Listes de localisation des éléments:
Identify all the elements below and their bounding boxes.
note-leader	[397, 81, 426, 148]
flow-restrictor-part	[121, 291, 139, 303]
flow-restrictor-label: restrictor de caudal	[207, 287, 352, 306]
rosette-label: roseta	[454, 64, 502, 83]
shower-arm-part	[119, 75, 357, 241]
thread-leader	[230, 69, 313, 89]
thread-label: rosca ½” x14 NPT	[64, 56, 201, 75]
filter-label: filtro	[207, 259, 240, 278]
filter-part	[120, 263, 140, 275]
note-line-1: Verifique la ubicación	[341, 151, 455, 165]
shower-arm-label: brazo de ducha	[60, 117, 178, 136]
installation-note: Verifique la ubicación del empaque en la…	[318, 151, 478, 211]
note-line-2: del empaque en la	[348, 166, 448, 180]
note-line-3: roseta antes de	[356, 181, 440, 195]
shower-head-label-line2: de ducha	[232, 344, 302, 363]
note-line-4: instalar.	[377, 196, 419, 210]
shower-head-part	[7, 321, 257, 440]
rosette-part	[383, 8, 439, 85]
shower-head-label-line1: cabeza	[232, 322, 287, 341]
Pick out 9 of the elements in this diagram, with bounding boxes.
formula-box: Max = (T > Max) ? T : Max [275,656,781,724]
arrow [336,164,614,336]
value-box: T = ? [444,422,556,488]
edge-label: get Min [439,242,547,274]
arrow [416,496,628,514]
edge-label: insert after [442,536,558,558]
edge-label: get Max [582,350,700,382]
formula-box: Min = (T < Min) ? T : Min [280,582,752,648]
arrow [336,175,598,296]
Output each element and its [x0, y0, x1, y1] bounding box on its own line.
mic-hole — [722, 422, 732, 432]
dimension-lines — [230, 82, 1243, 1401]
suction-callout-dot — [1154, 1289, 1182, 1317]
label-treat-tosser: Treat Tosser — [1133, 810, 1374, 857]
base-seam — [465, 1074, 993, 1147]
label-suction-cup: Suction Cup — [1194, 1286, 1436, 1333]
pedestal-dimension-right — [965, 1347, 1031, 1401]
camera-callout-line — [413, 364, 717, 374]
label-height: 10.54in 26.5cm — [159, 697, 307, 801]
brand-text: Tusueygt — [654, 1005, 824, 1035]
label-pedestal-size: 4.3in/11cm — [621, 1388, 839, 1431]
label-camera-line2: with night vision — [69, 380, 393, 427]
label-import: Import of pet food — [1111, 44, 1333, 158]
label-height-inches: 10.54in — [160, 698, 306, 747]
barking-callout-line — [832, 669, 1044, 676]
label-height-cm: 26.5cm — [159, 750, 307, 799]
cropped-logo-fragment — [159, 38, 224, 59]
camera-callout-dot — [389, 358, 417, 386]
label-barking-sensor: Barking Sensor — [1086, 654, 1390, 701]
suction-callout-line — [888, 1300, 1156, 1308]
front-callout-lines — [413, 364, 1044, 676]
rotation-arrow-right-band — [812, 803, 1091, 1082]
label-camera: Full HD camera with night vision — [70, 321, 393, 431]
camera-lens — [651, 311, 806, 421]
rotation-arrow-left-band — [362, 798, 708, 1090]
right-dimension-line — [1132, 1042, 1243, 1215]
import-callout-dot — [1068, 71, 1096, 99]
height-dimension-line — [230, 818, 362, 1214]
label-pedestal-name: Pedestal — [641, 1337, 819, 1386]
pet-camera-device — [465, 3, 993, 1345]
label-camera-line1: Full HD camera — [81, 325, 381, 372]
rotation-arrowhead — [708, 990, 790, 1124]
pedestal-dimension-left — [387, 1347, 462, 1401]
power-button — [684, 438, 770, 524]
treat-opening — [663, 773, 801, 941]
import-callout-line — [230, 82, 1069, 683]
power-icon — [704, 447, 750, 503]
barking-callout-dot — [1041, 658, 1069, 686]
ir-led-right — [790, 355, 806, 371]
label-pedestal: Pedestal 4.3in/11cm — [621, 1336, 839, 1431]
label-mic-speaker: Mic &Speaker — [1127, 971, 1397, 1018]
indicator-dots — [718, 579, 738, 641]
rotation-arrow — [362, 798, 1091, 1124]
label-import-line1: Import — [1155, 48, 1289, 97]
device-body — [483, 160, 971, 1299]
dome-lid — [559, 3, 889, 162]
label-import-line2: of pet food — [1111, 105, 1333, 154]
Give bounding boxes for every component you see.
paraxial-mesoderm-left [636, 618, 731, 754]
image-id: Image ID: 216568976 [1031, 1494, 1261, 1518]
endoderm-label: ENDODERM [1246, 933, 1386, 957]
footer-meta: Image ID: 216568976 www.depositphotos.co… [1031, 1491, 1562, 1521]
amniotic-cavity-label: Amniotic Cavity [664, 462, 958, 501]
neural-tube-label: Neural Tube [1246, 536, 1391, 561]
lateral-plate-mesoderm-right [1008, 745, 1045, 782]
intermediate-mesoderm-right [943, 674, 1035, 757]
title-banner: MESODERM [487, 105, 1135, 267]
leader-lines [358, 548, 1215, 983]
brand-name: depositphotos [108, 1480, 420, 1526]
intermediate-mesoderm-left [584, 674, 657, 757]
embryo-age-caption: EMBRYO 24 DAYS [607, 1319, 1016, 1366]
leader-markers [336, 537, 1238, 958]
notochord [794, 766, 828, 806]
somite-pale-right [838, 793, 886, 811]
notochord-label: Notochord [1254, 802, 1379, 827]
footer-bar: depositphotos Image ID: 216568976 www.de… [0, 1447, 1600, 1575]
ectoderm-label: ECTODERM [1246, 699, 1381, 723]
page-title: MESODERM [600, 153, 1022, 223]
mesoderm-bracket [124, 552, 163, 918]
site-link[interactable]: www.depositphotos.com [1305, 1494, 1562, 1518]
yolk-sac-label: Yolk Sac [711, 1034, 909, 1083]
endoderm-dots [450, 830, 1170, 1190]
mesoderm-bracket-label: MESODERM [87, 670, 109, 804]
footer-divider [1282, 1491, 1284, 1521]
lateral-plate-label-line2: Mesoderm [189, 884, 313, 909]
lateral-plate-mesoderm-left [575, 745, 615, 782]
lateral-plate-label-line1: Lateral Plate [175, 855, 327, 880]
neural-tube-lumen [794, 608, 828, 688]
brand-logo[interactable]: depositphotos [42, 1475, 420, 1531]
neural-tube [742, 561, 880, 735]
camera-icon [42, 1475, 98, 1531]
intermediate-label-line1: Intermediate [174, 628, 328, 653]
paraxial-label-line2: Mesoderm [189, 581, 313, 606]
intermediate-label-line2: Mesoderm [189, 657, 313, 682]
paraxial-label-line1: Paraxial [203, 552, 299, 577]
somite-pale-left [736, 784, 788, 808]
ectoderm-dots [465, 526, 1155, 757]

- _Travail demandé_
Citez mot pour mot chacune des lignes des listes ci-dessus, du début à la fin.

- _La réponse_
Identify all the elements below and their bounding boxes.
note-leader	[397, 81, 426, 148]
flow-restrictor-part	[121, 291, 139, 303]
flow-restrictor-label: restrictor de caudal	[207, 287, 352, 306]
rosette-label: roseta	[454, 64, 502, 83]
shower-arm-part	[119, 75, 357, 241]
thread-leader	[230, 69, 313, 89]
thread-label: rosca ½” x14 NPT	[64, 56, 201, 75]
filter-label: filtro	[207, 259, 240, 278]
filter-part	[120, 263, 140, 275]
note-line-1: Verifique la ubicación	[341, 151, 455, 165]
shower-arm-label: brazo de ducha	[60, 117, 178, 136]
installation-note: Verifique la ubicación del empaque en la…	[318, 151, 478, 211]
note-line-2: del empaque en la	[348, 166, 448, 180]
note-line-3: roseta antes de	[356, 181, 440, 195]
shower-head-label-line2: de ducha	[232, 344, 302, 363]
note-line-4: instalar.	[377, 196, 419, 210]
shower-head-part	[7, 321, 257, 440]
rosette-part	[383, 8, 439, 85]
shower-head-label-line1: cabeza	[232, 322, 287, 341]
Pick out 9 of the elements in this diagram, with bounding boxes.
formula-box: Max = (T > Max) ? T : Max [275,656,781,724]
arrow [336,164,614,336]
value-box: T = ? [444,422,556,488]
edge-label: get Min [439,242,547,274]
arrow [416,496,628,514]
edge-label: insert after [442,536,558,558]
edge-label: get Max [582,350,700,382]
formula-box: Min = (T < Min) ? T : Min [280,582,752,648]
arrow [336,175,598,296]
Output each element and its [x0, y0, x1, y1] bounding box on its own line.
mic-hole — [722, 422, 732, 432]
dimension-lines — [230, 82, 1243, 1401]
suction-callout-dot — [1154, 1289, 1182, 1317]
label-treat-tosser: Treat Tosser — [1133, 810, 1374, 857]
base-seam — [465, 1074, 993, 1147]
label-suction-cup: Suction Cup — [1194, 1286, 1436, 1333]
pedestal-dimension-right — [965, 1347, 1031, 1401]
camera-callout-line — [413, 364, 717, 374]
label-height: 10.54in 26.5cm — [159, 697, 307, 801]
brand-text: Tusueygt — [654, 1005, 824, 1035]
label-pedestal-size: 4.3in/11cm — [621, 1388, 839, 1431]
label-camera-line2: with night vision — [69, 380, 393, 427]
label-import: Import of pet food — [1111, 44, 1333, 158]
label-height-inches: 10.54in — [160, 698, 306, 747]
barking-callout-line — [832, 669, 1044, 676]
label-height-cm: 26.5cm — [159, 750, 307, 799]
cropped-logo-fragment — [159, 38, 224, 59]
camera-callout-dot — [389, 358, 417, 386]
label-barking-sensor: Barking Sensor — [1086, 654, 1390, 701]
suction-callout-line — [888, 1300, 1156, 1308]
front-callout-lines — [413, 364, 1044, 676]
rotation-arrow-right-band — [812, 803, 1091, 1082]
label-camera: Full HD camera with night vision — [70, 321, 393, 431]
camera-lens — [651, 311, 806, 421]
rotation-arrow-left-band — [362, 798, 708, 1090]
right-dimension-line — [1132, 1042, 1243, 1215]
import-callout-dot — [1068, 71, 1096, 99]
height-dimension-line — [230, 818, 362, 1214]
label-pedestal-name: Pedestal — [641, 1337, 819, 1386]
pet-camera-device — [465, 3, 993, 1345]
label-camera-line1: Full HD camera — [81, 325, 381, 372]
rotation-arrowhead — [708, 990, 790, 1124]
pedestal-dimension-left — [387, 1347, 462, 1401]
power-button — [684, 438, 770, 524]
treat-opening — [663, 773, 801, 941]
import-callout-line — [230, 82, 1069, 683]
power-icon — [704, 447, 750, 503]
barking-callout-dot — [1041, 658, 1069, 686]
ir-led-right — [790, 355, 806, 371]
label-pedestal: Pedestal 4.3in/11cm — [621, 1336, 839, 1431]
label-mic-speaker: Mic &Speaker — [1127, 971, 1397, 1018]
indicator-dots — [718, 579, 738, 641]
rotation-arrow — [362, 798, 1091, 1124]
label-import-line1: Import — [1155, 48, 1289, 97]
device-body — [483, 160, 971, 1299]
dome-lid — [559, 3, 889, 162]
label-import-line2: of pet food — [1111, 105, 1333, 154]
Give bounding boxes for every component you see.
paraxial-mesoderm-left [636, 618, 731, 754]
image-id: Image ID: 216568976 [1031, 1494, 1261, 1518]
endoderm-label: ENDODERM [1246, 933, 1386, 957]
footer-meta: Image ID: 216568976 www.depositphotos.co… [1031, 1491, 1562, 1521]
amniotic-cavity-label: Amniotic Cavity [664, 462, 958, 501]
neural-tube-label: Neural Tube [1246, 536, 1391, 561]
lateral-plate-mesoderm-right [1008, 745, 1045, 782]
intermediate-mesoderm-right [943, 674, 1035, 757]
title-banner: MESODERM [487, 105, 1135, 267]
leader-lines [358, 548, 1215, 983]
brand-name: depositphotos [108, 1480, 420, 1526]
intermediate-mesoderm-left [584, 674, 657, 757]
embryo-age-caption: EMBRYO 24 DAYS [607, 1319, 1016, 1366]
leader-markers [336, 537, 1238, 958]
notochord [794, 766, 828, 806]
somite-pale-right [838, 793, 886, 811]
notochord-label: Notochord [1254, 802, 1379, 827]
footer-bar: depositphotos Image ID: 216568976 www.de… [0, 1447, 1600, 1575]
ectoderm-label: ECTODERM [1246, 699, 1381, 723]
page-title: MESODERM [600, 153, 1022, 223]
mesoderm-bracket [124, 552, 163, 918]
site-link[interactable]: www.depositphotos.com [1305, 1494, 1562, 1518]
yolk-sac-label: Yolk Sac [711, 1034, 909, 1083]
endoderm-dots [450, 830, 1170, 1190]
mesoderm-bracket-label: MESODERM [87, 670, 109, 804]
footer-divider [1282, 1491, 1284, 1521]
lateral-plate-label-line2: Mesoderm [189, 884, 313, 909]
lateral-plate-mesoderm-left [575, 745, 615, 782]
lateral-plate-label-line1: Lateral Plate [175, 855, 327, 880]
neural-tube-lumen [794, 608, 828, 688]
brand-logo[interactable]: depositphotos [42, 1475, 420, 1531]
neural-tube [742, 561, 880, 735]
camera-icon [42, 1475, 98, 1531]
intermediate-label-line1: Intermediate [174, 628, 328, 653]
paraxial-label-line2: Mesoderm [189, 581, 313, 606]
intermediate-label-line2: Mesoderm [189, 657, 313, 682]
paraxial-label-line1: Paraxial [203, 552, 299, 577]
somite-pale-left [736, 784, 788, 808]
ectoderm-dots [465, 526, 1155, 757]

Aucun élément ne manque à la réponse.